Exercise instructions: Exactly reproduce each entry, leaving out nothing.
- - - - -
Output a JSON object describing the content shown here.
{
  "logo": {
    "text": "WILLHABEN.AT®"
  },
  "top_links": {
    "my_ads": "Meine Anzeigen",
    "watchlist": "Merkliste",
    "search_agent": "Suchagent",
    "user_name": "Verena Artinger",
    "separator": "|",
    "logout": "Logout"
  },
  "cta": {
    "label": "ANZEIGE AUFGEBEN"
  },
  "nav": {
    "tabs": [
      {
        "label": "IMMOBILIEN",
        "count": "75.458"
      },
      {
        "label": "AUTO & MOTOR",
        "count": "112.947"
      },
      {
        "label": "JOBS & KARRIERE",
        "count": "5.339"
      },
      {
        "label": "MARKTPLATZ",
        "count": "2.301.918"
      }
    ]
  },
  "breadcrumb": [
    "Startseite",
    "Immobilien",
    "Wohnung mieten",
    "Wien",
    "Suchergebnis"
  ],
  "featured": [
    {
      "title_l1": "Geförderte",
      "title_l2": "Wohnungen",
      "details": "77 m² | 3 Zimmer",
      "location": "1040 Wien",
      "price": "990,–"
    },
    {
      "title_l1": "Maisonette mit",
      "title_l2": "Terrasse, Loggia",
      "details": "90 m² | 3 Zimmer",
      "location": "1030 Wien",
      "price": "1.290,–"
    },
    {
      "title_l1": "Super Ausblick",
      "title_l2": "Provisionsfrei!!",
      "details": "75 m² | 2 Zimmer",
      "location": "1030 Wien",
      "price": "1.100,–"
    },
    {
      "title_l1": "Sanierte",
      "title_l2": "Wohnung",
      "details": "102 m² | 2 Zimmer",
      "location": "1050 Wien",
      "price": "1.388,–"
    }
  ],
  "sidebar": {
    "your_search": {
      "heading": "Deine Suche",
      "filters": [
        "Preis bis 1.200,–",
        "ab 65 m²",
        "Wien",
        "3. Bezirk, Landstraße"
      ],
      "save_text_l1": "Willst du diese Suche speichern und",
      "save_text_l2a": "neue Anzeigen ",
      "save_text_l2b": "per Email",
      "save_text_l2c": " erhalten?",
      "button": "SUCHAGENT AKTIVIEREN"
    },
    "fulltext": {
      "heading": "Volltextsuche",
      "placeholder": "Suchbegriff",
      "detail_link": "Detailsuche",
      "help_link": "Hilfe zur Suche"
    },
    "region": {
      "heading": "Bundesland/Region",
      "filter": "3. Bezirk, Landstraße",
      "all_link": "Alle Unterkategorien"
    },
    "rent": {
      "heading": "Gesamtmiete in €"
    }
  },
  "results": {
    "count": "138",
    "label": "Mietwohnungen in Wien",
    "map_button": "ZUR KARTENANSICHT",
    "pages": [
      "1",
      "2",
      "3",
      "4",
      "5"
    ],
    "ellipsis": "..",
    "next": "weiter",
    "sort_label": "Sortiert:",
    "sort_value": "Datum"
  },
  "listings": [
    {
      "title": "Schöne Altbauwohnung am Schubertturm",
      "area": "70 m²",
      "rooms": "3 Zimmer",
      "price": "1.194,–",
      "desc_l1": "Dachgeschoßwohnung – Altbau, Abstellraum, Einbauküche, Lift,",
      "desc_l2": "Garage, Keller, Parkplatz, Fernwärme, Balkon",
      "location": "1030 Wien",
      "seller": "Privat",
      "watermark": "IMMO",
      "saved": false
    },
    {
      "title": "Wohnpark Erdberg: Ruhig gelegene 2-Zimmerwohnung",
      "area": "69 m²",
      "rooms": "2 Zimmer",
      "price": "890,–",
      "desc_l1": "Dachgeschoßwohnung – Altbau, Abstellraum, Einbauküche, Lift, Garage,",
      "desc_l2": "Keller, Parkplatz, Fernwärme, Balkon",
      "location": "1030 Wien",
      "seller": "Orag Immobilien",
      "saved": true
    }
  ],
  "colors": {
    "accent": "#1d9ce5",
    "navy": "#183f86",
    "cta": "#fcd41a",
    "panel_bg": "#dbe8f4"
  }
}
- - - - -
Result:
Output a JSON object describing the content shown here.
{
  "logo": {
    "text": "WILLHABEN.AT®"
  },
  "top_links": {
    "my_ads": "Meine Anzeigen",
    "watchlist": "Merkliste",
    "search_agent": "Suchagent",
    "user_name": "Verena Artinger",
    "separator": "|",
    "logout": "Logout"
  },
  "cta": {
    "label": "ANZEIGE AUFGEBEN"
  },
  "nav": {
    "tabs": [
      {
        "label": "IMMOBILIEN",
        "count": "75.458"
      },
      {
        "label": "AUTO & MOTOR",
        "count": "112.947"
      },
      {
        "label": "JOBS & KARRIERE",
        "count": "5.339"
      },
      {
        "label": "MARKTPLATZ",
        "count": "2.301.918"
      }
    ]
  },
  "breadcrumb": [
    "Startseite",
    "Immobilien",
    "Wohnung mieten",
    "Wien",
    "Suchergebnis"
  ],
  "featured": [
    {
      "title_l1": "Geförderte",
      "title_l2": "Wohnungen",
      "details": "77 m² | 3 Zimmer",
      "location": "1040 Wien",
      "price": "990,–"
    },
    {
      "title_l1": "Maisonette mit",
      "title_l2": "Terrasse, Loggia",
      "details": "90 m² | 3 Zimmer",
      "location": "1030 Wien",
      "price": "1.290,–"
    },
    {
      "title_l1": "Super Ausblick",
      "title_l2": "Provisionsfrei!!",
      "details": "75 m² | 2 Zimmer",
      "location": "1030 Wien",
      "price": "1.100,–"
    },
    {
      "title_l1": "Sanierte",
      "title_l2": "Wohnung",
      "details": "102 m² | 2 Zimmer",
      "location": "1050 Wien",
      "price": "1.388,–"
    }
  ],
  "sidebar": {
    "your_search": {
      "heading": "Deine Suche",
      "filters": [
        "Preis bis 1.200,–",
        "ab 65 m²",
        "Wien",
        "3. Bezirk, Landstraße"
      ],
      "save_text_l1": "Willst du diese Suche speichern und",
      "save_text_l2a": "neue Anzeigen ",
      "save_text_l2b": "per Email",
      "save_text_l2c": " erhalten?",
      "button": "SUCHAGENT AKTIVIEREN"
    },
    "fulltext": {
      "heading": "Volltextsuche",
      "placeholder": "Suchbegriff",
      "detail_link": "Detailsuche",
      "help_link": "Hilfe zur Suche"
    },
    "region": {
      "heading": "Bundesland/Region",
      "filter": "3. Bezirk, Landstraße",
      "all_link": "Alle Unterkategorien"
    },
    "rent": {
      "heading": "Gesamtmiete in €"
    }
  },
  "results": {
    "count": "138",
    "label": "Mietwohnungen in Wien",
    "map_button": "ZUR KARTENANSICHT",
    "pages": [
      "1",
      "2",
      "3",
      "4",
      "5"
    ],
    "ellipsis": "..",
    "next": "weiter",
    "sort_label": "Sortiert:",
    "sort_value": "Datum"
  },
  "listings": [
    {
      "title": "Schöne Altbauwohnung am Schubertturm",
      "area": "70 m²",
      "rooms": "3 Zimmer",
      "price": "1.194,–",
      "desc_l1": "Dachgeschoßwohnung – Altbau, Abstellraum, Einbauküche, Lift,",
      "desc_l2": "Garage, Keller, Parkplatz, Fernwärme, Balkon",
      "location": "1030 Wien",
      "seller": "Privat",
      "watermark": "IMMO",
      "saved": false
    },
    {
      "title": "Wohnpark Erdberg: Ruhig gelegene 2-Zimmerwohnung",
      "area": "69 m²",
      "rooms": "2 Zimmer",
      "price": "890,–",
      "desc_l1": "Dachgeschoßwohnung – Altbau, Abstellraum, Einbauküche, Lift, Garage,",
      "desc_l2": "Keller, Parkplatz, Fernwärme, Balkon",
      "location": "1030 Wien",
      "seller": "Orag Immobilien",
      "saved": true
    }
  ],
  "colors": {
    "accent": "#1d9ce5",
    "navy": "#183f86",
    "cta": "#fcd41a",
    "panel_bg": "#dbe8f4"
  }
}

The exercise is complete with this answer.